____ THE INPUT
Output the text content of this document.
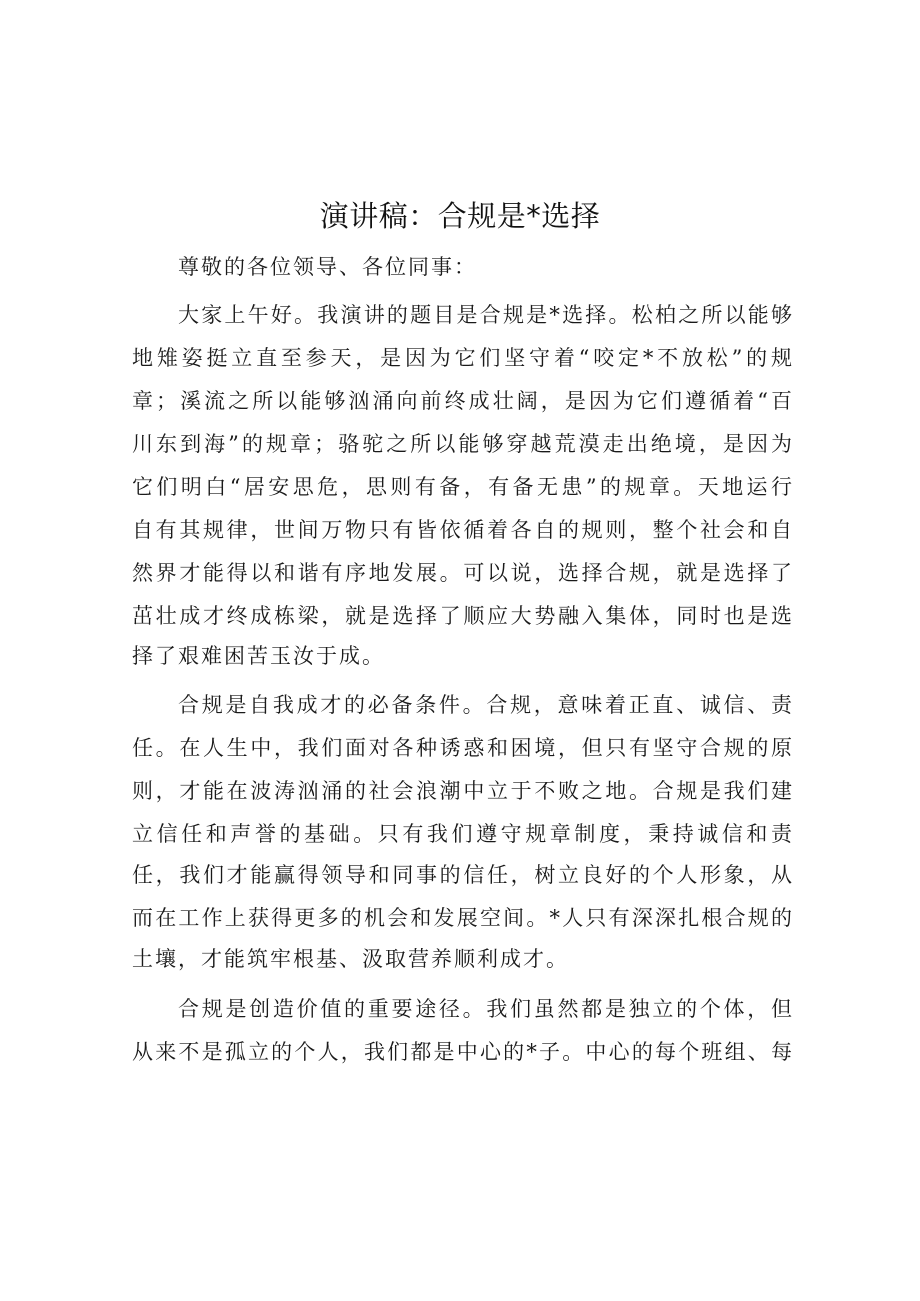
演讲稿：合规是*选择

尊敬的各位领导、各位同事：

大家上午好。我演讲的题目是合规是*选择。松柏之所以能够

地雉姿挺立直至参天，是因为它们坚守着“咬定*不放松”的规

章；溪流之所以能够汹涌向前终成壮阔，是因为它们遵循着“百

川东到海”的规章；骆驼之所以能够穿越荒漠走出绝境，是因为

它们明白“居安思危，思则有备，有备无患”的规章。天地运行

自有其规律，世间万物只有皆依循着各自的规则，整个社会和自

然界才能得以和谐有序地发展。可以说，选择合规，就是选择了

茁壮成才终成栋梁，就是选择了顺应大势融入集体，同时也是选

择了艰难困苦玉汝于成。

合规是自我成才的必备条件。合规，意味着正直、诚信、责

任。在人生中，我们面对各种诱惑和困境，但只有坚守合规的原

则，才能在波涛汹涌的社会浪潮中立于不败之地。合规是我们建

立信任和声誉的基础。只有我们遵守规章制度，秉持诚信和责

任，我们才能赢得领导和同事的信任，树立良好的个人形象，从

而在工作上获得更多的机会和发展空间。*人只有深深扎根合规的

土壤，才能筑牢根基、汲取营养顺利成才。

合规是创造价值的重要途径。我们虽然都是独立的个体，但

从来不是孤立的个人，我们都是中心的*子。中心的每个班组、每
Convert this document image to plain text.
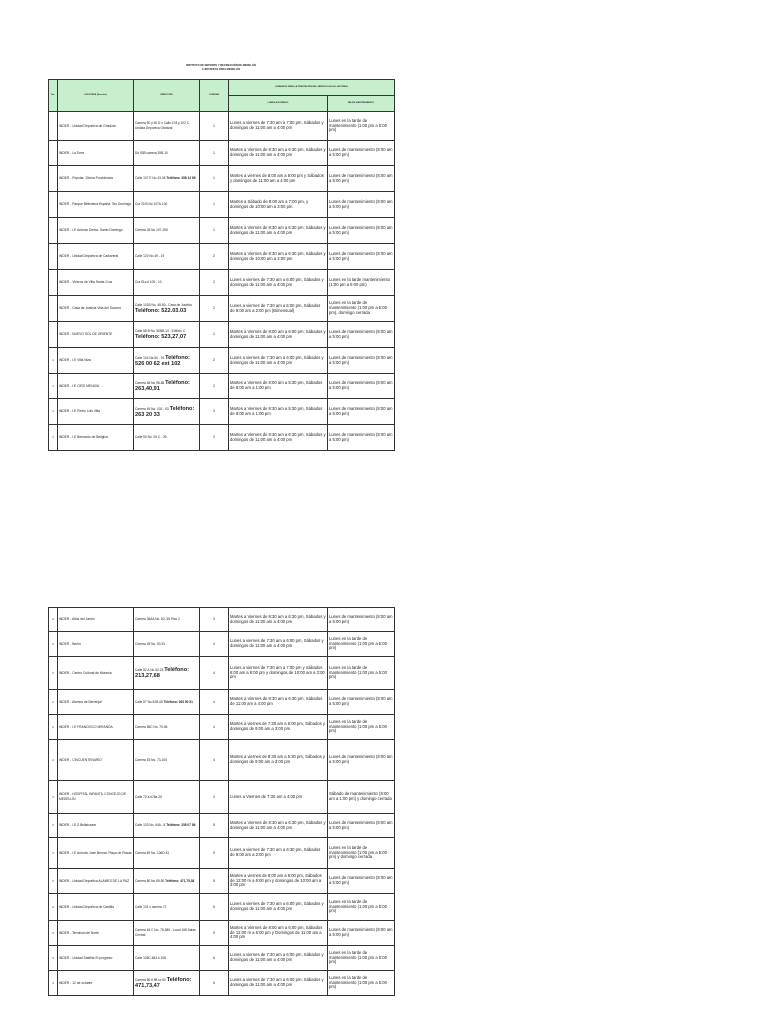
INSTITUTO DE DEPORTE Y RECREACIÓN DE MEDELLÍN
LUDOTEKAS PARA MEDELLÍN
No.	LUDOTEKA (Sección)	DIRECCIÓN	COMUNA	HORARIOS PARA LA PRESTACIÓN DEL SERVICIO EN LA LUDOTEKA	
				LUNES A DOMINGO	DÍA DE MANTENIMIENTO
	INDER - Unidad Deportiva de Granizal	Carrera 50 y 50 D x Calle 103 y 102 C. Unidad Deportiva Granizal	1	Lunes a viernes de 7:30 am a 7:00 pm, Sábados y domingos de 11:00 am a 4:00 pm	Lunes en la tarde de mantenimiento (1:00 pm a 5:00 pm)
	INDER - La Torre	Dir 53B carrera 39B-10	1	Martes a Viernes de 8:30 am a 6:30 pm, Sábados y domingos de 11:00 am a 4:00 pm	Lunes de mantenimiento (8:00 am a 5:00 pm)
	INDER - Popular- Divina Providencia	Calle 107 E No 43-36 Teléfono: 358 12 89	1	Martes a viernes de 8:00 am a 6:00 pm y Sábados y domingos de 11:00 am a 4:00 pm	Lunes de mantenimiento (8:00 am a 5:00 pm)
	INDER - Parque Biblioteca España- Sto Domingo	Cra 33 B No 107A-100	1	Martes a Sábado de 8:00 am a 7:00 pm, y domingos de 10:00 am a 3:00 pm.	Lunes de mantenimiento (8:00 am a 5:00 pm)
	INDER - I.E Antonio Derka- Santo Domingo	Carrera 28 No 107-295	1	Martes a Viernes de 8:30 am a 6:30 pm, Sábados y domingos de 11:00 am a 4:00 pm	Lunes de mantenimiento (8:00 am a 5:00 pm)
	INDER - Unidad Deportiva de Cañaveral	Calle 120 No 49 - 19	2	Martes a Viernes de 8:30 am a 6:30 pm, Sábados y domingos de 10:00 am a 3:00 pm	Lunes de mantenimiento (8:00 am a 5:00 pm)
	INDER - Viveros de Villa Santa Cruz	Cra 51a # 100 - 10	2	Lunes a viernes de 7:30 am a 6:00 pm, Sábados y domingos de 11:00 am a 4:00 pm	Lunes en la tarde mantenimiento (1:00 pm a 5:00 pm)
	INDER - Casa de Justicia Villa del Socorro	Calle 101B No. 48-80 - Casa de Justicia Teléfono: 522.03.03	2	Lunes a viernes de 7:30 am a 5:00 pm, Sábados de 8:00 am a 2:00 pm (Bimensual)	Lunes en la tarde de mantenimiento (1:00 pm a 5:00 pm), domingo cerrada
	INDER - NUEVO SOL DE ORIENTE	Calle 58 B No. 50BB-10 - Edificio C Teléfono: 523,27,07	2	Martes a Viernes de 8:00 am a 6:00 pm, Sábados y domingos de 11:00 am a 4:00 pm	Lunes de mantenimiento (8:00 am a 5:00 pm)
1	INDER - I.E Villa Niza	Calle 104 Na 50 - 91 Teléfono: 526 00 62 ext 102	2	Lunes a viernes de 7:30 am a 6:00 pm, Sábados y domingos de 11:00 am a 4:00 pm	Lunes de mantenimiento (8:00 am a 5:00 pm)
1	INDER - I.E CIRO MENDIA	Carrera 48 No 98-88 Teléfono: 263,40,91	2	Martes a Viernes de 8:00 am a 5:30 pm, Sábados de 8:00 am a 1:00 pm	Lunes de mantenimiento (8:00 am a 5:00 pm)
1	INDER - I.E Pedro Luis Villa	Carrera 49 No. 102 - 93 Teléfono: 263 20 33	3	Martes a Viernes de 8:30 am a 5:30 pm, Sábados de 8:00 am a 1:00 pm	Lunes de mantenimiento (8:00 am a 5:00 pm)
1	INDER - I.E Bernardo de Bellgica	Calle 90 No. 26 C - 39	3	Martes a Viernes de 8:30 am a 6:30 pm, Sábados y domingos de 11:00 am a 4:00 pm	Lunes de mantenimiento (8:00 am a 5:00 pm)
2	INDER - Altos del Jardín	Carrera 36AA No. 82- 55 Piso 2	3	Martes a Viernes de 8:30 am a 6:30 pm, Sábados y domingos de 11:00 am a 4:00 pm	Lunes de mantenimiento (8:00 am a 5:00 pm)
2	INDER - Berlín	Carrera 45 No. 90-51	4	Lunes a viernes de 7:30 am a 6:00 pm, Sábados y domingos de 11:00 am a 4:00 pm	Lunes en la tarde de mantenimiento (1:00 pm a 5:00 pm)
2	INDER - Centro Cultural de Moravia	Calle 82 A No 52-25 Teléfono: 213,27,68	4	Lunes a viernes de 7:30 am a 7:00 pm y Sábados 9:00 am a 6:00 pm y domingos de 10:00 am a 3:00 pm	Lunes en la tarde de mantenimiento (1:00 pm a 5:00 pm)
2	INDER - Alamos de Berrenjal	Calle 87 No 52B-06 Teléfono: 263 90 51	4	Martes a Viernes de 8:30 am a 6:30 pm, Sábados de 11:00 am a 4:00 pm	Lunes de mantenimiento (8:00 am a 5:00 pm)
2	INDER - I.E FRANCISCO MIRANDA	Carrera 55C No. 79-56	4	Martes a viernes de 7:30 am a 6:00 pm, Sábados y domingos de 9:00 am a 3:00 pm	Lunes en la tarde de mantenimiento (1:00 pm a 5:00 pm)
2	INDER - CINCUENTENARIO	Carrera 53 No. 73-105	4	Martes a viernes de 8:30 am a 5:30 pm, Sábados y domingos de 9:00 am a 3:00 pm	Lunes de mantenimiento (8:00 am a 5:00 pm)
2	INDER - HOSPITAL INFANTIL CONCEJO DE MEDELLÍN	Calle 72 a #78a-25	4	Lunes a Viernes de 7:30 am a 4:00 pm	Sábado de mantenimiento (8:00 am a 1:00 pm) y domingo cerrada
2	INDER - I.E.Z Bellalcazar	Calle 103 No. 64A - 8 Teléfono: 238 07 89	5	Martes a Viernes de 8:30 am a 6:30 pm, Sábados y domingos de 11:00 am a 4:00 pm	Lunes de mantenimiento (8:00 am a 5:00 pm)
2	INDER - I.E Antonio José Bernal- Playa de Rosas	Carrera 69 No. 106D-51	5	Lunes a viernes de 7:30 am a 6:30 pm, Sábados de 8:00 am a 2:00 pm	Lunes en la tarde de mantenimiento (1:00 pm a 5:00 pm) y domingo cerrada
2	INDER - Unidad Deportiva ALAMES DE LA PAZ	Carrera 80 No 89-50 Teléfono: 471,75,38	5	Martes a viernes de 8:00 am a 6:00 pm, Sábados de 12:00 m a 6:00 pm y domingos de 10:00 am a 3:00 pm	Lunes de mantenimiento (8:00 am a 5:00 pm)
2	INDER - Unidad Deportiva de Castilla	Calle 101 x carrera 72	5	Lunes a viernes de 7:30 am a 6:00 pm, Sábados y domingos de 11:00 am a 4:00 pm	Lunes en la tarde de mantenimiento (1:00 pm a 5:00 pm)
3	INDER - Terminal del Norte	Carrera 64 C No. 78-580 - Local 168 Salas Central	5	Martes a Viernes de 8:00 am a 6:00 pm, Sábados de 12:00 m a 6:00 pm y Domingos de 11:00 am a 4:00 pm	Lunes de mantenimiento (8:00 am a 5:00 pm)
3	INDER - Unidad Satélite El progreso	Calle 108C #83 A 108	6	Lunes a viernes de 7:30 am a 6:00 pm, Sábados y domingos de 11:00 am a 4:00 pm	Lunes en la tarde de mantenimiento (1:00 pm a 5:00 pm)
3	INDER - 12 de octubre	Carrera 80 # 98 cc 50 Teléfono: 471,73,47	6	Lunes a viernes de 7:30 am a 6:00 pm, Sábados y domingos de 11:00 am a 4:00 pm	Lunes en la tarde de mantenimiento (1:00 pm a 5:00 pm)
________
*WHAT TO PRODUCE:* Copy, from the material above, each line in which the string "this" occurs.

*PROBLEM SOLUTION:*
Output the text content of this document.
Convert this document image to plain text.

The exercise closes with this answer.